## begin
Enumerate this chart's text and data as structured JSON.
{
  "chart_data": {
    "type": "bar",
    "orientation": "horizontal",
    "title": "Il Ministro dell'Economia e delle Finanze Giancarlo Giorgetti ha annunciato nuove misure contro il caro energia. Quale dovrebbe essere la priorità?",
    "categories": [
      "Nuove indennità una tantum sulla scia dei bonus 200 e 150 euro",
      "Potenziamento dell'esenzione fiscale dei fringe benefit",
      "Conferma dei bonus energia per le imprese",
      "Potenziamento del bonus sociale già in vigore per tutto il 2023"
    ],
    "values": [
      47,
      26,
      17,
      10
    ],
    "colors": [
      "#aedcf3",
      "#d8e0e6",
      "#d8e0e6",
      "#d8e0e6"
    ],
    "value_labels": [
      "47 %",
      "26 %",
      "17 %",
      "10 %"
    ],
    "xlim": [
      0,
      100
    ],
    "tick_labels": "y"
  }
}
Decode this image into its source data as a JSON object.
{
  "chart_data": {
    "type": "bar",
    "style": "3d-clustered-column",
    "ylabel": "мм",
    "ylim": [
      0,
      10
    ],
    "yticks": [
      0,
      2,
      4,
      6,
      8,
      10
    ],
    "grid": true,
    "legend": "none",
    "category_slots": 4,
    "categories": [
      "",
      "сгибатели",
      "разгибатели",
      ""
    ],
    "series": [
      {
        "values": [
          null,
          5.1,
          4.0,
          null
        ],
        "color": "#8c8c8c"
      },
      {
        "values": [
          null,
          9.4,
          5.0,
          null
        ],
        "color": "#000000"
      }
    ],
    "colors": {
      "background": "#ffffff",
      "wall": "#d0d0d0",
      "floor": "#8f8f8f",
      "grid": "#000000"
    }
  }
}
## end
◆ EXERCISE PROMPT:
Reproduce each line of the material above precisely.

◆ PROBLEM SOLUTION:
Enumerate this chart's text and data as structured JSON.
{
  "chart_data": {
    "type": "bar",
    "orientation": "horizontal",
    "title": "Il Ministro dell'Economia e delle Finanze Giancarlo Giorgetti ha annunciato nuove misure contro il caro energia. Quale dovrebbe essere la priorità?",
    "categories": [
      "Nuove indennità una tantum sulla scia dei bonus 200 e 150 euro",
      "Potenziamento dell'esenzione fiscale dei fringe benefit",
      "Conferma dei bonus energia per le imprese",
      "Potenziamento del bonus sociale già in vigore per tutto il 2023"
    ],
    "values": [
      47,
      26,
      17,
      10
    ],
    "colors": [
      "#aedcf3",
      "#d8e0e6",
      "#d8e0e6",
      "#d8e0e6"
    ],
    "value_labels": [
      "47 %",
      "26 %",
      "17 %",
      "10 %"
    ],
    "xlim": [
      0,
      100
    ],
    "tick_labels": "y"
  }
}
Decode this image into its source data as a JSON object.
{
  "chart_data": {
    "type": "bar",
    "style": "3d-clustered-column",
    "ylabel": "мм",
    "ylim": [
      0,
      10
    ],
    "yticks": [
      0,
      2,
      4,
      6,
      8,
      10
    ],
    "grid": true,
    "legend": "none",
    "category_slots": 4,
    "categories": [
      "",
      "сгибатели",
      "разгибатели",
      ""
    ],
    "series": [
      {
        "values": [
          null,
          5.1,
          4.0,
          null
        ],
        "color": "#8c8c8c"
      },
      {
        "values": [
          null,
          9.4,
          5.0,
          null
        ],
        "color": "#000000"
      }
    ],
    "colors": {
      "background": "#ffffff",
      "wall": "#d0d0d0",
      "floor": "#8f8f8f",
      "grid": "#000000"
    }
  }
}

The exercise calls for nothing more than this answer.